PROBLEM REQUIREMENTS: Count how many lines in the material below hold the word "根据我国宪法的规定"; the reply is that number alone.

(Extracted data entries)
══════════
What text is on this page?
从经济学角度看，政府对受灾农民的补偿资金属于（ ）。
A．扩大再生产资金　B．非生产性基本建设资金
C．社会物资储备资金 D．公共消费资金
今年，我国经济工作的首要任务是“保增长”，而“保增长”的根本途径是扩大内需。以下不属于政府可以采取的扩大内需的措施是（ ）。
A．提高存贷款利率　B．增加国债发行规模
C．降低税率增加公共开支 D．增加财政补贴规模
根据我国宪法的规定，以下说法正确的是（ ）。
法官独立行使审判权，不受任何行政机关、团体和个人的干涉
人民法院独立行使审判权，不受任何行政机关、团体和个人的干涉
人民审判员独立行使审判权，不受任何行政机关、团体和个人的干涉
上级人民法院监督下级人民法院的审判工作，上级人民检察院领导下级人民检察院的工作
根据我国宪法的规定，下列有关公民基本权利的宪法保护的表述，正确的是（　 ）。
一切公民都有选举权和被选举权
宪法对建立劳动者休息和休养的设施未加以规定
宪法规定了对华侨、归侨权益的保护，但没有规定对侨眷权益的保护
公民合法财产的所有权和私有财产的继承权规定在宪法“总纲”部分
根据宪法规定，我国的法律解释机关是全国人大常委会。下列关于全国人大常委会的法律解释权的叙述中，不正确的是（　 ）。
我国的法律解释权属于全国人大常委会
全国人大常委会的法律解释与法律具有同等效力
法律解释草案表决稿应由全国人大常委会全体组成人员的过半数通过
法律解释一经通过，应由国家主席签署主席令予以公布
══════════
RESPONSE TO THIS EXERCISE: 2